• [DATASET CONTENT]
start
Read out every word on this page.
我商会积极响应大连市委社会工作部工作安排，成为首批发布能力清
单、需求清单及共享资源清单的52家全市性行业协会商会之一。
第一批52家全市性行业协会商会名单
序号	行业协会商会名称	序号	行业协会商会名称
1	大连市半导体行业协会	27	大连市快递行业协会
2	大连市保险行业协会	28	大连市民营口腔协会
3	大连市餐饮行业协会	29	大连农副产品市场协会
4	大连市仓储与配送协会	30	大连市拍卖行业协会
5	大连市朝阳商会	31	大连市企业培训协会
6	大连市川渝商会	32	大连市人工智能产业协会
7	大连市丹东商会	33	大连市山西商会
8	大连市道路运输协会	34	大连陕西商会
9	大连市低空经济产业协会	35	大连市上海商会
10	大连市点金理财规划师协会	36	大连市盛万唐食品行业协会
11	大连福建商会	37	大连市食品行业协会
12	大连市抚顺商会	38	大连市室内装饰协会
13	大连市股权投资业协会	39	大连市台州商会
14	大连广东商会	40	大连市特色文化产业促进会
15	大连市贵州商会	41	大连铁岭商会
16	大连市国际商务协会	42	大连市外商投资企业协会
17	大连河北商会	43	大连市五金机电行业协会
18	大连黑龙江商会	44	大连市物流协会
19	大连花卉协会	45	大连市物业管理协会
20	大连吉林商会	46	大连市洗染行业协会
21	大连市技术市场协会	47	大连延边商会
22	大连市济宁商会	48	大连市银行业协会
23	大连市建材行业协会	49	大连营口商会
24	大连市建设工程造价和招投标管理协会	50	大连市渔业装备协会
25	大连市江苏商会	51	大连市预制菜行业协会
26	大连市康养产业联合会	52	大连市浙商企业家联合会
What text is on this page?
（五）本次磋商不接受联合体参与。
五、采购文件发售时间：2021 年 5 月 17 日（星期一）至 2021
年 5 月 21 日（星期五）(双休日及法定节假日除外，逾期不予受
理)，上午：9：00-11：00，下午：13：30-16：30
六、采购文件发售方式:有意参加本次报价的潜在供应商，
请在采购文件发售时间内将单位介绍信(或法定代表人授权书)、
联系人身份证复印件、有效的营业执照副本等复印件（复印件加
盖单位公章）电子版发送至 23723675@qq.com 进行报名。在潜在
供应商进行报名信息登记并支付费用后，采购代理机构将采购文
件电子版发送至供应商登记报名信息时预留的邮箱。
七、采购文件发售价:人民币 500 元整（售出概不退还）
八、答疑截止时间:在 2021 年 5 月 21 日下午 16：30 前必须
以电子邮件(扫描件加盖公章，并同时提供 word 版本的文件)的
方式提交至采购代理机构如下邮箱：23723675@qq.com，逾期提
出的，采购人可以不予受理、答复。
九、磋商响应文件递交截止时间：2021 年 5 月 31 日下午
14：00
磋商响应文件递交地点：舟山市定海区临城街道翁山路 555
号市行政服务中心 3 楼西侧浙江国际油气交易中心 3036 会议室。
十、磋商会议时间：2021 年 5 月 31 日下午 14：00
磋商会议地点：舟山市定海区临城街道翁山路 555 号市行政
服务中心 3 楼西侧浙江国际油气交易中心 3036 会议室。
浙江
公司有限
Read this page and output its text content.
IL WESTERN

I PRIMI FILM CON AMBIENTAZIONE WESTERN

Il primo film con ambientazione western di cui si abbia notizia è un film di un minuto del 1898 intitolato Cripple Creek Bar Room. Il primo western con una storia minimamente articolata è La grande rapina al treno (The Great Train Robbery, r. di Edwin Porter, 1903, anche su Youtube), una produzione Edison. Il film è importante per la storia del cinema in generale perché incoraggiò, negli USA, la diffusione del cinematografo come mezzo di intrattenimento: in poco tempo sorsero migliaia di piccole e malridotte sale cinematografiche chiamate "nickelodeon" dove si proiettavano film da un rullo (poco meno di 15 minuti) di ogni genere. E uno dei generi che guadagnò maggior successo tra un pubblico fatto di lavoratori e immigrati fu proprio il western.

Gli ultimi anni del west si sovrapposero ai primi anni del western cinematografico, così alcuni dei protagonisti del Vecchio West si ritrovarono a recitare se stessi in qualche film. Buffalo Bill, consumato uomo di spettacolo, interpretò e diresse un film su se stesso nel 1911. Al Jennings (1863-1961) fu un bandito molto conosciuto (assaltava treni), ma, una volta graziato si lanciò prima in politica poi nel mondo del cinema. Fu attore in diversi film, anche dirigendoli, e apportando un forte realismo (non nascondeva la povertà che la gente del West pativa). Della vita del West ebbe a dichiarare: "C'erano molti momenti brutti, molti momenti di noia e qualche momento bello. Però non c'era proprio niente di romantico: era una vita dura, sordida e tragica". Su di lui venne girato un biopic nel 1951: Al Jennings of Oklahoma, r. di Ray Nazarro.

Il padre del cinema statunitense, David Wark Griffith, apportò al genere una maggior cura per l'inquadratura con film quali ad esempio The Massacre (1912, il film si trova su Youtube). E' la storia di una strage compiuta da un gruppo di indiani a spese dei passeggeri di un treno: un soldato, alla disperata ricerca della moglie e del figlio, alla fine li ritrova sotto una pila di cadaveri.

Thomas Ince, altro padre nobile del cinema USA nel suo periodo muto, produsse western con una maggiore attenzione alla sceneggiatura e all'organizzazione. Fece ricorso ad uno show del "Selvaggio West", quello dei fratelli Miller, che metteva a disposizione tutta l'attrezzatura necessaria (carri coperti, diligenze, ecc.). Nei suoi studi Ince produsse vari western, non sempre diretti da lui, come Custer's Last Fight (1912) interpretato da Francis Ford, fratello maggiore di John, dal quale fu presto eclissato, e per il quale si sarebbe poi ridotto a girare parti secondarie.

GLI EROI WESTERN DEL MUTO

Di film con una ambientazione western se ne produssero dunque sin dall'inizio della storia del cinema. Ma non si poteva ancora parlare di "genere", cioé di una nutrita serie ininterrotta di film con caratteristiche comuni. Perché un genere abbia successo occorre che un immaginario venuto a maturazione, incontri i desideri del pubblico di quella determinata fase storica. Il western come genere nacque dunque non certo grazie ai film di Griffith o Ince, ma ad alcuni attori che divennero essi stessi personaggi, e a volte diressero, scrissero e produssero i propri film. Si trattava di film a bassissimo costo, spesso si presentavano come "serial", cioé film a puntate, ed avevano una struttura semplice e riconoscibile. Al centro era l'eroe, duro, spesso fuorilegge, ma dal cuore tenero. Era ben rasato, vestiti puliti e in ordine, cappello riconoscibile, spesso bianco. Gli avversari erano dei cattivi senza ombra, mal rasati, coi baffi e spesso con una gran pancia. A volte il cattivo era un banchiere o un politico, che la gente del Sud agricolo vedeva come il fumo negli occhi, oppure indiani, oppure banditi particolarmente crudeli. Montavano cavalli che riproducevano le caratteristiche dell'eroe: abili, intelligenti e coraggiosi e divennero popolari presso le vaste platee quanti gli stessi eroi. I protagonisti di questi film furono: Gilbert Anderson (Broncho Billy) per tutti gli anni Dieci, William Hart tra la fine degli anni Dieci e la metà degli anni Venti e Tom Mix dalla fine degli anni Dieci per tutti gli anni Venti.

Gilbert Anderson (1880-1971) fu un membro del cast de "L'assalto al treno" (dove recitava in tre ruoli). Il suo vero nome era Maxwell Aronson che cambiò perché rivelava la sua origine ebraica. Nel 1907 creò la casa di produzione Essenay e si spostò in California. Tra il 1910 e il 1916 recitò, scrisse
end
• [WORK TO DO] Write out the complete set of records exactly as given.

• [SOLUTION BELOW]
Read out every word on this page.
我商会积极响应大连市委社会工作部工作安排，成为首批发布能力清
单、需求清单及共享资源清单的52家全市性行业协会商会之一。
第一批52家全市性行业协会商会名单
序号	行业协会商会名称	序号	行业协会商会名称
1	大连市半导体行业协会	27	大连市快递行业协会
2	大连市保险行业协会	28	大连市民营口腔协会
3	大连市餐饮行业协会	29	大连农副产品市场协会
4	大连市仓储与配送协会	30	大连市拍卖行业协会
5	大连市朝阳商会	31	大连市企业培训协会
6	大连市川渝商会	32	大连市人工智能产业协会
7	大连市丹东商会	33	大连市山西商会
8	大连市道路运输协会	34	大连陕西商会
9	大连市低空经济产业协会	35	大连市上海商会
10	大连市点金理财规划师协会	36	大连市盛万唐食品行业协会
11	大连福建商会	37	大连市食品行业协会
12	大连市抚顺商会	38	大连市室内装饰协会
13	大连市股权投资业协会	39	大连市台州商会
14	大连广东商会	40	大连市特色文化产业促进会
15	大连市贵州商会	41	大连铁岭商会
16	大连市国际商务协会	42	大连市外商投资企业协会
17	大连河北商会	43	大连市五金机电行业协会
18	大连黑龙江商会	44	大连市物流协会
19	大连花卉协会	45	大连市物业管理协会
20	大连吉林商会	46	大连市洗染行业协会
21	大连市技术市场协会	47	大连延边商会
22	大连市济宁商会	48	大连市银行业协会
23	大连市建材行业协会	49	大连营口商会
24	大连市建设工程造价和招投标管理协会	50	大连市渔业装备协会
25	大连市江苏商会	51	大连市预制菜行业协会
26	大连市康养产业联合会	52	大连市浙商企业家联合会
What text is on this page?
（五）本次磋商不接受联合体参与。
五、采购文件发售时间：2021 年 5 月 17 日（星期一）至 2021
年 5 月 21 日（星期五）(双休日及法定节假日除外，逾期不予受
理)，上午：9：00-11：00，下午：13：30-16：30
六、采购文件发售方式:有意参加本次报价的潜在供应商，
请在采购文件发售时间内将单位介绍信(或法定代表人授权书)、
联系人身份证复印件、有效的营业执照副本等复印件（复印件加
盖单位公章）电子版发送至 23723675@qq.com 进行报名。在潜在
供应商进行报名信息登记并支付费用后，采购代理机构将采购文
件电子版发送至供应商登记报名信息时预留的邮箱。
七、采购文件发售价:人民币 500 元整（售出概不退还）
八、答疑截止时间:在 2021 年 5 月 21 日下午 16：30 前必须
以电子邮件(扫描件加盖公章，并同时提供 word 版本的文件)的
方式提交至采购代理机构如下邮箱：23723675@qq.com，逾期提
出的，采购人可以不予受理、答复。
九、磋商响应文件递交截止时间：2021 年 5 月 31 日下午
14：00
磋商响应文件递交地点：舟山市定海区临城街道翁山路 555
号市行政服务中心 3 楼西侧浙江国际油气交易中心 3036 会议室。
十、磋商会议时间：2021 年 5 月 31 日下午 14：00
磋商会议地点：舟山市定海区临城街道翁山路 555 号市行政
服务中心 3 楼西侧浙江国际油气交易中心 3036 会议室。
浙江
公司有限
Read this page and output its text content.
IL WESTERN

I PRIMI FILM CON AMBIENTAZIONE WESTERN

Il primo film con ambientazione western di cui si abbia notizia è un film di un minuto del 1898 intitolato Cripple Creek Bar Room. Il primo western con una storia minimamente articolata è La grande rapina al treno (The Great Train Robbery, r. di Edwin Porter, 1903, anche su Youtube), una produzione Edison. Il film è importante per la storia del cinema in generale perché incoraggiò, negli USA, la diffusione del cinematografo come mezzo di intrattenimento: in poco tempo sorsero migliaia di piccole e malridotte sale cinematografiche chiamate "nickelodeon" dove si proiettavano film da un rullo (poco meno di 15 minuti) di ogni genere. E uno dei generi che guadagnò maggior successo tra un pubblico fatto di lavoratori e immigrati fu proprio il western.

Gli ultimi anni del west si sovrapposero ai primi anni del western cinematografico, così alcuni dei protagonisti del Vecchio West si ritrovarono a recitare se stessi in qualche film. Buffalo Bill, consumato uomo di spettacolo, interpretò e diresse un film su se stesso nel 1911. Al Jennings (1863-1961) fu un bandito molto conosciuto (assaltava treni), ma, una volta graziato si lanciò prima in politica poi nel mondo del cinema. Fu attore in diversi film, anche dirigendoli, e apportando un forte realismo (non nascondeva la povertà che la gente del West pativa). Della vita del West ebbe a dichiarare: "C'erano molti momenti brutti, molti momenti di noia e qualche momento bello. Però non c'era proprio niente di romantico: era una vita dura, sordida e tragica". Su di lui venne girato un biopic nel 1951: Al Jennings of Oklahoma, r. di Ray Nazarro.

Il padre del cinema statunitense, David Wark Griffith, apportò al genere una maggior cura per l'inquadratura con film quali ad esempio The Massacre (1912, il film si trova su Youtube). E' la storia di una strage compiuta da un gruppo di indiani a spese dei passeggeri di un treno: un soldato, alla disperata ricerca della moglie e del figlio, alla fine li ritrova sotto una pila di cadaveri.

Thomas Ince, altro padre nobile del cinema USA nel suo periodo muto, produsse western con una maggiore attenzione alla sceneggiatura e all'organizzazione. Fece ricorso ad uno show del "Selvaggio West", quello dei fratelli Miller, che metteva a disposizione tutta l'attrezzatura necessaria (carri coperti, diligenze, ecc.). Nei suoi studi Ince produsse vari western, non sempre diretti da lui, come Custer's Last Fight (1912) interpretato da Francis Ford, fratello maggiore di John, dal quale fu presto eclissato, e per il quale si sarebbe poi ridotto a girare parti secondarie.

GLI EROI WESTERN DEL MUTO

Di film con una ambientazione western se ne produssero dunque sin dall'inizio della storia del cinema. Ma non si poteva ancora parlare di "genere", cioé di una nutrita serie ininterrotta di film con caratteristiche comuni. Perché un genere abbia successo occorre che un immaginario venuto a maturazione, incontri i desideri del pubblico di quella determinata fase storica. Il western come genere nacque dunque non certo grazie ai film di Griffith o Ince, ma ad alcuni attori che divennero essi stessi personaggi, e a volte diressero, scrissero e produssero i propri film. Si trattava di film a bassissimo costo, spesso si presentavano come "serial", cioé film a puntate, ed avevano una struttura semplice e riconoscibile. Al centro era l'eroe, duro, spesso fuorilegge, ma dal cuore tenero. Era ben rasato, vestiti puliti e in ordine, cappello riconoscibile, spesso bianco. Gli avversari erano dei cattivi senza ombra, mal rasati, coi baffi e spesso con una gran pancia. A volte il cattivo era un banchiere o un politico, che la gente del Sud agricolo vedeva come il fumo negli occhi, oppure indiani, oppure banditi particolarmente crudeli. Montavano cavalli che riproducevano le caratteristiche dell'eroe: abili, intelligenti e coraggiosi e divennero popolari presso le vaste platee quanti gli stessi eroi. I protagonisti di questi film furono: Gilbert Anderson (Broncho Billy) per tutti gli anni Dieci, William Hart tra la fine degli anni Dieci e la metà degli anni Venti e Tom Mix dalla fine degli anni Dieci per tutti gli anni Venti.

Gilbert Anderson (1880-1971) fu un membro del cast de "L'assalto al treno" (dove recitava in tre ruoli). Il suo vero nome era Maxwell Aronson che cambiò perché rivelava la sua origine ebraica. Nel 1907 creò la casa di produzione Essenay e si spostò in California. Tra il 1910 e il 1916 recitò, scrisse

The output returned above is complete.